Exercise materials >>
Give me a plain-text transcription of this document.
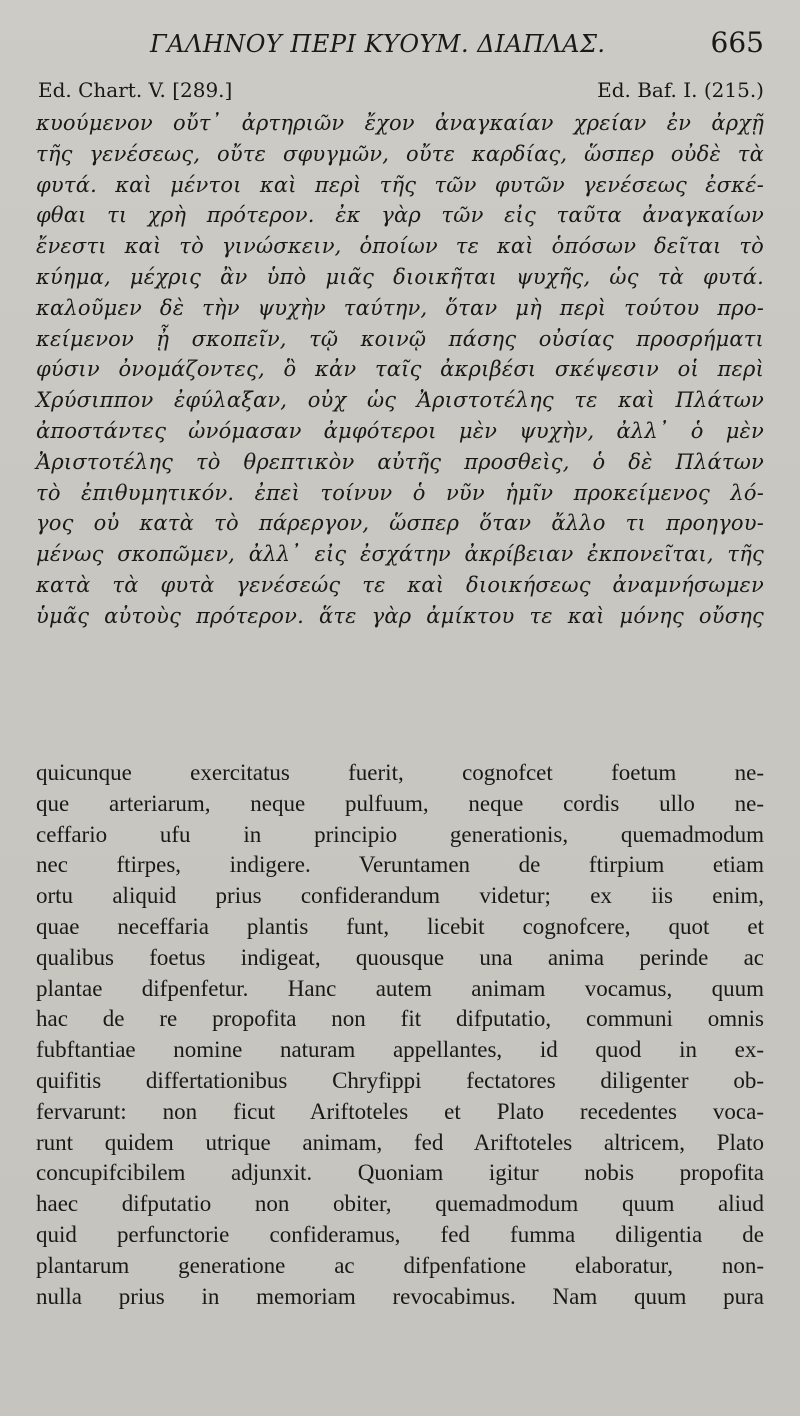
ΓΑΛΗΝΟΥ ΠΕΡΙ ΚΥΟΥΜ. ΔΙΑΠΛΑΣ.	665
Ed. Chart. V. [289.]	Ed. Baf. I. (215.)
κυούμενον οὔτ᾽ ἀρτηριῶν ἔχον ἀναγκαίαν χρείαν ἐν ἀρχῇ
τῆς γενέσεως, οὔτε σφυγμῶν, οὔτε καρδίας, ὥσπερ οὐδὲ τὰ
φυτά. καὶ μέντοι καὶ περὶ τῆς τῶν φυτῶν γενέσεως ἐσκέ-
φθαι τι χρὴ πρότερον. ἐκ γὰρ τῶν εἰς ταῦτα ἀναγκαίων
ἔνεστι καὶ τὸ γινώσκειν, ὁποίων τε καὶ ὁπόσων δεῖται τὸ
κύημα, μέχρις ἂν ὑπὸ μιᾶς διοικῆται ψυχῆς, ὡς τὰ φυτά.
καλοῦμεν δὲ τὴν ψυχὴν ταύτην, ὅταν μὴ περὶ τούτου προ-
κείμενον ᾖ σκοπεῖν, τῷ κοινῷ πάσης οὐσίας προσρήματι
φύσιν ὀνομάζοντες, ὃ κἀν ταῖς ἀκριβέσι σκέψεσιν οἱ περὶ
Χρύσιππον ἐφύλαξαν, οὐχ ὡς Ἀριστοτέλης τε καὶ Πλάτων
ἀποστάντες ὠνόμασαν ἀμφότεροι μὲν ψυχὴν, ἀλλ᾽ ὁ μὲν
Ἀριστοτέλης τὸ θρεπτικὸν αὐτῆς προσθεὶς, ὁ δὲ Πλάτων
τὸ ἐπιθυμητικόν. ἐπεὶ τοίνυν ὁ νῦν ἡμῖν προκείμενος λό-
γος οὐ κατὰ τὸ πάρεργον, ὥσπερ ὅταν ἄλλο τι προηγου-
μένως σκοπῶμεν, ἀλλ᾽ εἰς ἐσχάτην ἀκρίβειαν ἐκπονεῖται, τῆς
κατὰ τὰ φυτὰ γενέσεώς τε καὶ διοικήσεως ἀναμνήσωμεν
ὑμᾶς αὐτοὺς πρότερον. ἅτε γὰρ ἀμίκτου τε καὶ μόνης οὔσης
quicunque exercitatus fuerit, cognofcet foetum ne-
que arteriarum, neque pulfuum, neque cordis ullo ne-
ceffario ufu in principio generationis, quemadmodum
nec ftirpes, indigere. Veruntamen de ftirpium etiam
ortu aliquid prius confiderandum videtur; ex iis enim,
quae neceffaria plantis funt, licebit cognofcere, quot et
qualibus foetus indigeat, quousque una anima perinde ac
plantae difpenfetur. Hanc autem animam vocamus, quum
hac de re propofita non fit difputatio, communi omnis
fubftantiae nomine naturam appellantes, id quod in ex-
quifitis differtationibus Chryfippi fectatores diligenter ob-
fervarunt: non ficut Ariftoteles et Plato recedentes voca-
runt quidem utrique animam, fed Ariftoteles altricem, Plato
concupifcibilem adjunxit. Quoniam igitur nobis propofita
haec difputatio non obiter, quemadmodum quum aliud
quid perfunctorie confideramus, fed fumma diligentia de
plantarum generatione ac difpenfatione elaboratur, non-
nulla prius in memoriam revocabimus. Nam quum pura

Brief >> Set down every record once more, word for word, without pictures.

Solution to the problem >>
Give me a plain-text transcription of this document.
ΓΑΛΗΝΟΥ ΠΕΡΙ ΚΥΟΥΜ. ΔΙΑΠΛΑΣ.	665
Ed. Chart. V. [289.]	Ed. Baf. I. (215.)
κυούμενον οὔτ᾽ ἀρτηριῶν ἔχον ἀναγκαίαν χρείαν ἐν ἀρχῇ
τῆς γενέσεως, οὔτε σφυγμῶν, οὔτε καρδίας, ὥσπερ οὐδὲ τὰ
φυτά. καὶ μέντοι καὶ περὶ τῆς τῶν φυτῶν γενέσεως ἐσκέ-
φθαι τι χρὴ πρότερον. ἐκ γὰρ τῶν εἰς ταῦτα ἀναγκαίων
ἔνεστι καὶ τὸ γινώσκειν, ὁποίων τε καὶ ὁπόσων δεῖται τὸ
κύημα, μέχρις ἂν ὑπὸ μιᾶς διοικῆται ψυχῆς, ὡς τὰ φυτά.
καλοῦμεν δὲ τὴν ψυχὴν ταύτην, ὅταν μὴ περὶ τούτου προ-
κείμενον ᾖ σκοπεῖν, τῷ κοινῷ πάσης οὐσίας προσρήματι
φύσιν ὀνομάζοντες, ὃ κἀν ταῖς ἀκριβέσι σκέψεσιν οἱ περὶ
Χρύσιππον ἐφύλαξαν, οὐχ ὡς Ἀριστοτέλης τε καὶ Πλάτων
ἀποστάντες ὠνόμασαν ἀμφότεροι μὲν ψυχὴν, ἀλλ᾽ ὁ μὲν
Ἀριστοτέλης τὸ θρεπτικὸν αὐτῆς προσθεὶς, ὁ δὲ Πλάτων
τὸ ἐπιθυμητικόν. ἐπεὶ τοίνυν ὁ νῦν ἡμῖν προκείμενος λό-
γος οὐ κατὰ τὸ πάρεργον, ὥσπερ ὅταν ἄλλο τι προηγου-
μένως σκοπῶμεν, ἀλλ᾽ εἰς ἐσχάτην ἀκρίβειαν ἐκπονεῖται, τῆς
κατὰ τὰ φυτὰ γενέσεώς τε καὶ διοικήσεως ἀναμνήσωμεν
ὑμᾶς αὐτοὺς πρότερον. ἅτε γὰρ ἀμίκτου τε καὶ μόνης οὔσης
quicunque exercitatus fuerit, cognofcet foetum ne-
que arteriarum, neque pulfuum, neque cordis ullo ne-
ceffario ufu in principio generationis, quemadmodum
nec ftirpes, indigere. Veruntamen de ftirpium etiam
ortu aliquid prius confiderandum videtur; ex iis enim,
quae neceffaria plantis funt, licebit cognofcere, quot et
qualibus foetus indigeat, quousque una anima perinde ac
plantae difpenfetur. Hanc autem animam vocamus, quum
hac de re propofita non fit difputatio, communi omnis
fubftantiae nomine naturam appellantes, id quod in ex-
quifitis differtationibus Chryfippi fectatores diligenter ob-
fervarunt: non ficut Ariftoteles et Plato recedentes voca-
runt quidem utrique animam, fed Ariftoteles altricem, Plato
concupifcibilem adjunxit. Quoniam igitur nobis propofita
haec difputatio non obiter, quemadmodum quum aliud
quid perfunctorie confideramus, fed fumma diligentia de
plantarum generatione ac difpenfatione elaboratur, non-
nulla prius in memoriam revocabimus. Nam quum pura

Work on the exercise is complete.